EXERCISE DESCRIPTION.
Using the entries that follow, collect the lines where the word "extensions" appears.

=====

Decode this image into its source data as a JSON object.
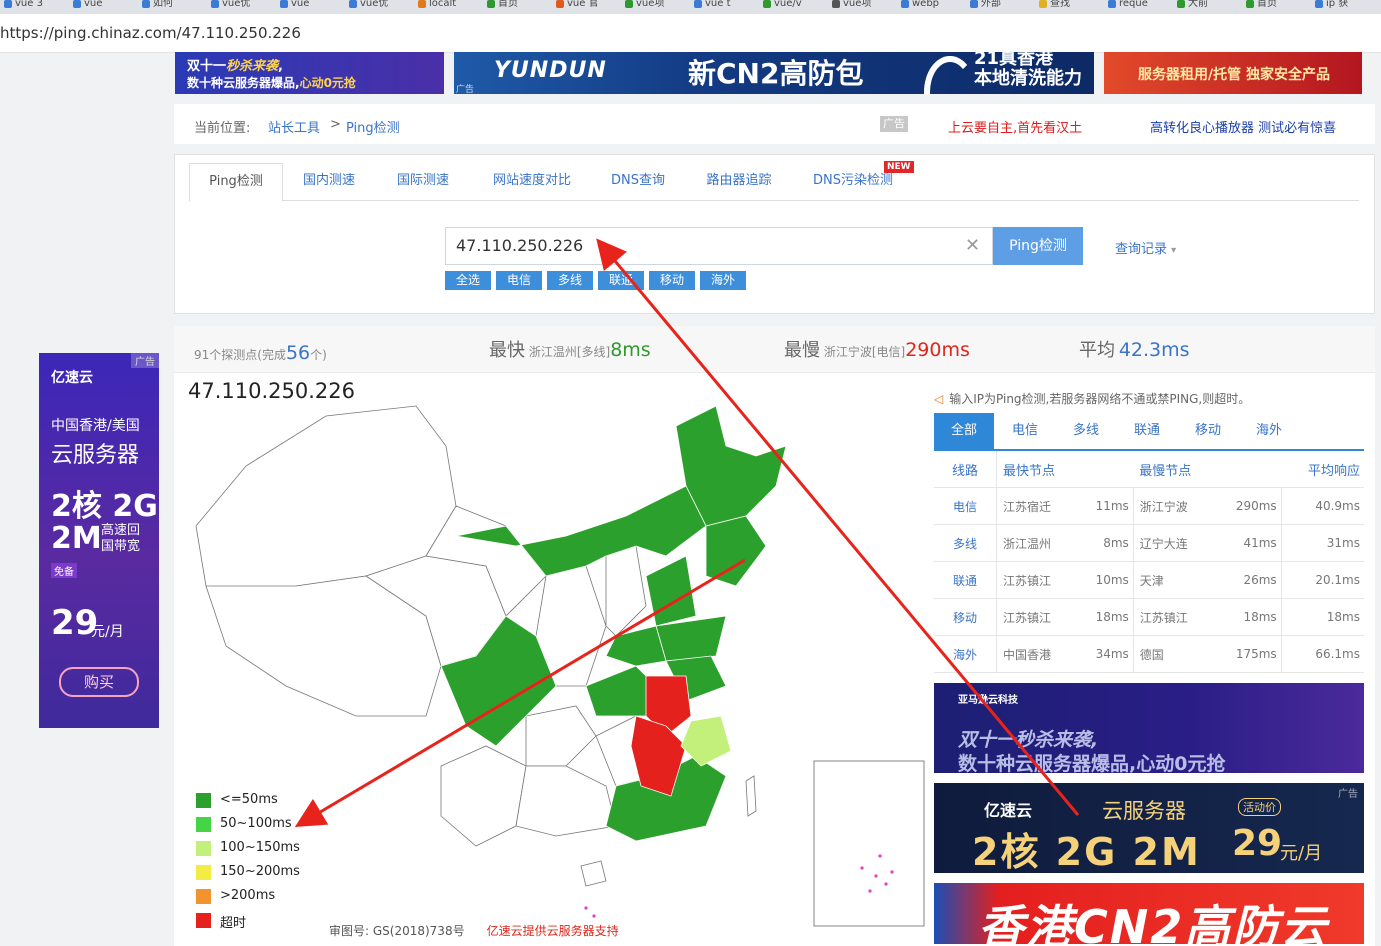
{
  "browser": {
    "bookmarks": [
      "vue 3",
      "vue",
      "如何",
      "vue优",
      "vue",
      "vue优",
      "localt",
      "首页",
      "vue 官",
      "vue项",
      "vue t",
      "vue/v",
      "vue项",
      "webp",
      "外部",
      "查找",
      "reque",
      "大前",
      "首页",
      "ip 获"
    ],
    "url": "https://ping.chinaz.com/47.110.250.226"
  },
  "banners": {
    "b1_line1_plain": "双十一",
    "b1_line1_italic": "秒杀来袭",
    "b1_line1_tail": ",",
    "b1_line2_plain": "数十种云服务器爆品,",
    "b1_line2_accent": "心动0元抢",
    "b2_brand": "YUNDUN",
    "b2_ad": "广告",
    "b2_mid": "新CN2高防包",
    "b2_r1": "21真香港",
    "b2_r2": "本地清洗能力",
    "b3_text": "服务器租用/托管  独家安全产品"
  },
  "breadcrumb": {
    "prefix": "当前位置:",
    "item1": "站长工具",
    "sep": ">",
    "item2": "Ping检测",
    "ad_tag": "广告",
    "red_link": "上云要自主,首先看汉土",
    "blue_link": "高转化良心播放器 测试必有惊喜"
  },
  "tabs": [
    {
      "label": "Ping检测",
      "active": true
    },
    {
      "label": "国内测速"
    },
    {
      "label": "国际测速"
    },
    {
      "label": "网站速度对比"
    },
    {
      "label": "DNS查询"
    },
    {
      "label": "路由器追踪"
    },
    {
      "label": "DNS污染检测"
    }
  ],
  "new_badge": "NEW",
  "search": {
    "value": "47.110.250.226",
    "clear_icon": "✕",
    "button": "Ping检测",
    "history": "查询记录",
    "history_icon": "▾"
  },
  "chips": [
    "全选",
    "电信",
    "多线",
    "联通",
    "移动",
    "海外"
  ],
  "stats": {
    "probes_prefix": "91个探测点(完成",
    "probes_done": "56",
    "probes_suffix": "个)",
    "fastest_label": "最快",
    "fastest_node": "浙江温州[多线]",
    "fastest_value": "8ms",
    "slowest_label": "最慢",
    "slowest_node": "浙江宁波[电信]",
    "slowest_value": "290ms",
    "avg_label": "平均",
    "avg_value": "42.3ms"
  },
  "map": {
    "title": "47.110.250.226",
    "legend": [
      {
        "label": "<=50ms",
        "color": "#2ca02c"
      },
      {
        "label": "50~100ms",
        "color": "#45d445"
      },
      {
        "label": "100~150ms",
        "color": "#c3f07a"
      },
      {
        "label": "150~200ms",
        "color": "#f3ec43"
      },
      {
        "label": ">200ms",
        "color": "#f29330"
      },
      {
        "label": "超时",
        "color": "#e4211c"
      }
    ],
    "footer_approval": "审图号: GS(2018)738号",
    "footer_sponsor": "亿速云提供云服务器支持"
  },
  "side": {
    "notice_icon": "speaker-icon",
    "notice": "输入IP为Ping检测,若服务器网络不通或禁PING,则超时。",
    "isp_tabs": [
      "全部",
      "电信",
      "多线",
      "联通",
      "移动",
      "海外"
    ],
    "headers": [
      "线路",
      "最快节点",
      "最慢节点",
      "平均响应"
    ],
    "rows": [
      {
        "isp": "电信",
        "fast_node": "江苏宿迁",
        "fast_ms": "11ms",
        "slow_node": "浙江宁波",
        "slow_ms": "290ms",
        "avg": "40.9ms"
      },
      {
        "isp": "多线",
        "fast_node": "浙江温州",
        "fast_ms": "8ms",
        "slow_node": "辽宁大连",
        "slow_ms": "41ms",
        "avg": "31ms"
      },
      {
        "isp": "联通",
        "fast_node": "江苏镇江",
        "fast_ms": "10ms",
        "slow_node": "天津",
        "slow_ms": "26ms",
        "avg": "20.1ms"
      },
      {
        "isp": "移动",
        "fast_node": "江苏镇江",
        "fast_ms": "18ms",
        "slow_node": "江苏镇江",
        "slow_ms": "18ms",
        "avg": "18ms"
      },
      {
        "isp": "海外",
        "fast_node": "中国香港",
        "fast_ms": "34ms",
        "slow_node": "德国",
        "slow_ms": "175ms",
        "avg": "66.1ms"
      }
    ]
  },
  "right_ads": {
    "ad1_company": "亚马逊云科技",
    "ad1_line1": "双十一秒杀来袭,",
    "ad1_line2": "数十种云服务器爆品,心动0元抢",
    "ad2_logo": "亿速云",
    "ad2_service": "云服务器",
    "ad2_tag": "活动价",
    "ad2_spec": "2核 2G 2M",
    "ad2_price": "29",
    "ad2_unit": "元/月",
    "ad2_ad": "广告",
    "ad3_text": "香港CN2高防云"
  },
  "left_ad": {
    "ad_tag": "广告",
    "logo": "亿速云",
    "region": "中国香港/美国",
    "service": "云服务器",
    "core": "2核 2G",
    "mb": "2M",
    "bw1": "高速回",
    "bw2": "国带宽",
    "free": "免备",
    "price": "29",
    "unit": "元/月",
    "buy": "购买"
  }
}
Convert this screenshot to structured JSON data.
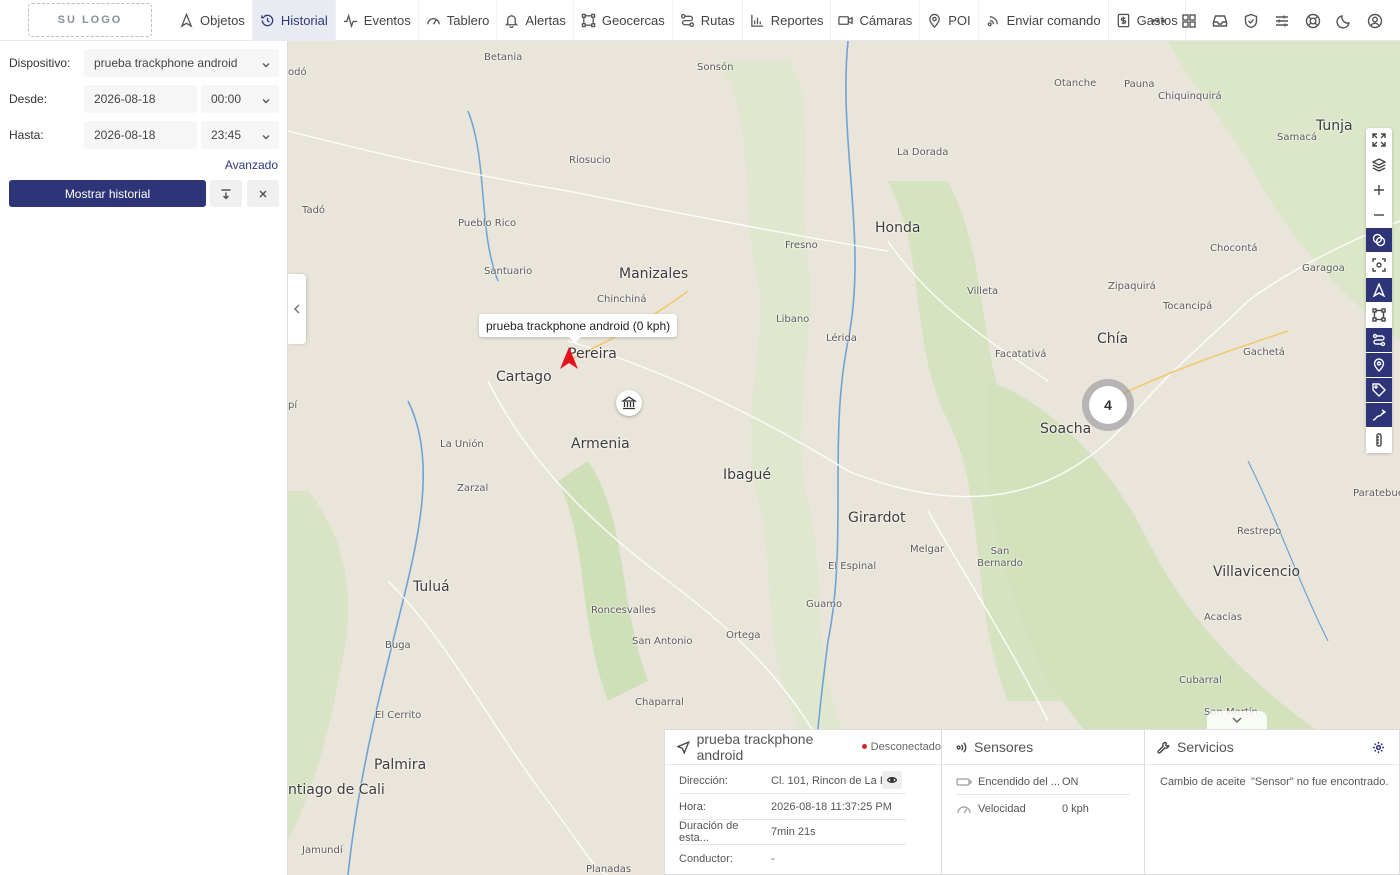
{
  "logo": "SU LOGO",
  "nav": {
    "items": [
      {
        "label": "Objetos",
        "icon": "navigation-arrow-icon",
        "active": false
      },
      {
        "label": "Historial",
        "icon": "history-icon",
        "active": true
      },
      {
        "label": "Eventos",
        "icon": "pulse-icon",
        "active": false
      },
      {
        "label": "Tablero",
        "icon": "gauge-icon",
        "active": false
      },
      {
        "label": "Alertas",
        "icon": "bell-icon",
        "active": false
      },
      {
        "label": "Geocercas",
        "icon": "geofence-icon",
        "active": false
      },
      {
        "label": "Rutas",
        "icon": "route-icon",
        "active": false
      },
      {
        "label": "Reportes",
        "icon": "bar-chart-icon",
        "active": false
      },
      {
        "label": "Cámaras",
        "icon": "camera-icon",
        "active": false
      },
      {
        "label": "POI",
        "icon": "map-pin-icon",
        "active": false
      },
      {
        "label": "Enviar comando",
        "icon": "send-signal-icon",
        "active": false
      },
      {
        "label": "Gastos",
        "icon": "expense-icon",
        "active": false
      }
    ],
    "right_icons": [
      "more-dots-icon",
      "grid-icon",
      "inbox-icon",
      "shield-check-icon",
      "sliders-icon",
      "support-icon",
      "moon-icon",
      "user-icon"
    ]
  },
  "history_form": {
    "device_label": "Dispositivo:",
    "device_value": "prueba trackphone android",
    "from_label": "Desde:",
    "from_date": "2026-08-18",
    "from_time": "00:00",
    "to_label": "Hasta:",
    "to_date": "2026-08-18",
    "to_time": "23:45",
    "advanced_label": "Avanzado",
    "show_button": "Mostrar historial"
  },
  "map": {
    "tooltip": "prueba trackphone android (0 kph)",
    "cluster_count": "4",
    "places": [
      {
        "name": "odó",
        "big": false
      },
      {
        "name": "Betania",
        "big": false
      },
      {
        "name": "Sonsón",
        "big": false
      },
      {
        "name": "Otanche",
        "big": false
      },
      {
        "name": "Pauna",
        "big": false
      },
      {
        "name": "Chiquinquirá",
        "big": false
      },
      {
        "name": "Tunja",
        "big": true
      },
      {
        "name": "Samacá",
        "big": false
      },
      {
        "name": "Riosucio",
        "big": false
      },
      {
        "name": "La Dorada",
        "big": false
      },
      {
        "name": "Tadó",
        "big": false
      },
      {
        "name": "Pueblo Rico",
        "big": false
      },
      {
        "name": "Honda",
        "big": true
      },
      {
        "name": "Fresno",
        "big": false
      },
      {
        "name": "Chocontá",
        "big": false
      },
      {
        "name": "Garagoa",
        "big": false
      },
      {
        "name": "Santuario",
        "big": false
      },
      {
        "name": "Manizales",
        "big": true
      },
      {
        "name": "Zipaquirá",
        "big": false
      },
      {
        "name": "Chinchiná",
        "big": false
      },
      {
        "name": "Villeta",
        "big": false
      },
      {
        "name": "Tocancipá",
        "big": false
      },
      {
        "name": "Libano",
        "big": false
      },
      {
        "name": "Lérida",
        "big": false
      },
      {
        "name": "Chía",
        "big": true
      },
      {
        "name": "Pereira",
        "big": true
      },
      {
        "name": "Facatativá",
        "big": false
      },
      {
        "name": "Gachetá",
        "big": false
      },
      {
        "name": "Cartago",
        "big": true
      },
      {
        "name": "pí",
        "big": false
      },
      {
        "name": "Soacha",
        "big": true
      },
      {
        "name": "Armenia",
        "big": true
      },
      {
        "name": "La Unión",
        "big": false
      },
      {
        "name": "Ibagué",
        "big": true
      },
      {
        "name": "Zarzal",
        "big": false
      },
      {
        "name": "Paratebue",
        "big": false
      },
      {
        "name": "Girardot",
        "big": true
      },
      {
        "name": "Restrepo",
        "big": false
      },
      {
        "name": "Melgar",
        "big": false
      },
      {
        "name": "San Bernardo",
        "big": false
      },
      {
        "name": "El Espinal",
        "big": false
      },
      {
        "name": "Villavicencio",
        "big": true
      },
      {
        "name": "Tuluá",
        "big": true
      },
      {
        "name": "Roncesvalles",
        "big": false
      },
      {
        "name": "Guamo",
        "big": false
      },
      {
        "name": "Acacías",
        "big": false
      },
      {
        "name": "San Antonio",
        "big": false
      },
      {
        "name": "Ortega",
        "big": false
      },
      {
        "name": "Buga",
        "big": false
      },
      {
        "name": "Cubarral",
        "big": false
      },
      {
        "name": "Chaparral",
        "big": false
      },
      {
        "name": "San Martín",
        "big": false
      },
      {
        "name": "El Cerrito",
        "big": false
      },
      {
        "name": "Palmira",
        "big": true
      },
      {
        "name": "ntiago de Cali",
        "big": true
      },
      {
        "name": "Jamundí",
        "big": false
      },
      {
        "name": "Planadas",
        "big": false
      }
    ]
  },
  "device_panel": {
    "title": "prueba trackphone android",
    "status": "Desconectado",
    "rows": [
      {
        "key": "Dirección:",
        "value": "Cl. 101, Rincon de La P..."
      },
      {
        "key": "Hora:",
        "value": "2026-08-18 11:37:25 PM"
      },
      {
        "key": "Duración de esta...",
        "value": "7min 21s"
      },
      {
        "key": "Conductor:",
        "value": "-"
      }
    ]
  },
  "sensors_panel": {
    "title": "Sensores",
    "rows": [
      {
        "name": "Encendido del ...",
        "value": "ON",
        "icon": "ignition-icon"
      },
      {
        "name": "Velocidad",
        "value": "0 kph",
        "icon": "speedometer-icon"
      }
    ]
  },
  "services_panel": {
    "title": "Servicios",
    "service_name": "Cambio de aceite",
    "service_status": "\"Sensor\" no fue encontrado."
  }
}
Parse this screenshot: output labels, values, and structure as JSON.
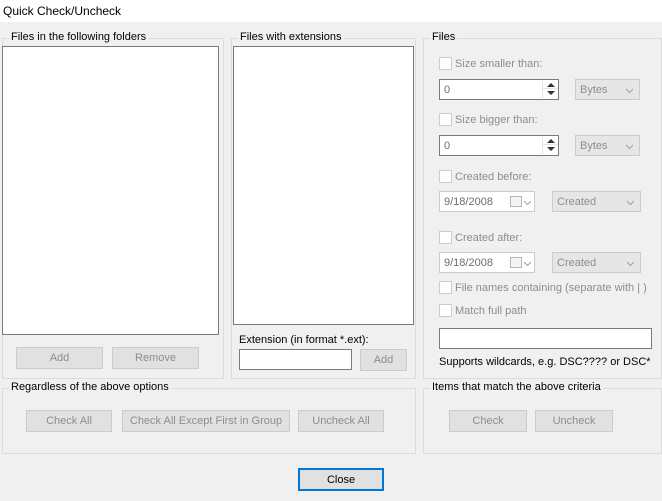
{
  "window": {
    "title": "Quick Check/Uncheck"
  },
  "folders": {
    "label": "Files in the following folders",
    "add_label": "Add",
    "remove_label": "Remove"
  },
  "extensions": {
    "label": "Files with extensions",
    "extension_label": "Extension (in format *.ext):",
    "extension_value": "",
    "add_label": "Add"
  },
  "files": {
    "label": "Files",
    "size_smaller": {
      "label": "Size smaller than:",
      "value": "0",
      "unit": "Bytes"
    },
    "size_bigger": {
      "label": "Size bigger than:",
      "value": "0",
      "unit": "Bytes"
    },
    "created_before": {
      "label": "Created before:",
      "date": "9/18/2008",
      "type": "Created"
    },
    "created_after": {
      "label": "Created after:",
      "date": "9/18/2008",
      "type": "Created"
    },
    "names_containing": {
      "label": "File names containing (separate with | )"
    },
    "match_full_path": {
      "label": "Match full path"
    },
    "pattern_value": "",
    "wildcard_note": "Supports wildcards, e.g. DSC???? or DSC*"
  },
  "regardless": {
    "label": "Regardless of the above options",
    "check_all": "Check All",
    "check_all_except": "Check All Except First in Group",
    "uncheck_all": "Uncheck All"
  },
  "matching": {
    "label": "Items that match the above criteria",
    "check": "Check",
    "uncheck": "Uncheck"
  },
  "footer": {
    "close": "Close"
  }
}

=====

RESPONSE TO THE TASK.
  "extensions": {
    "label": "Files with extensions",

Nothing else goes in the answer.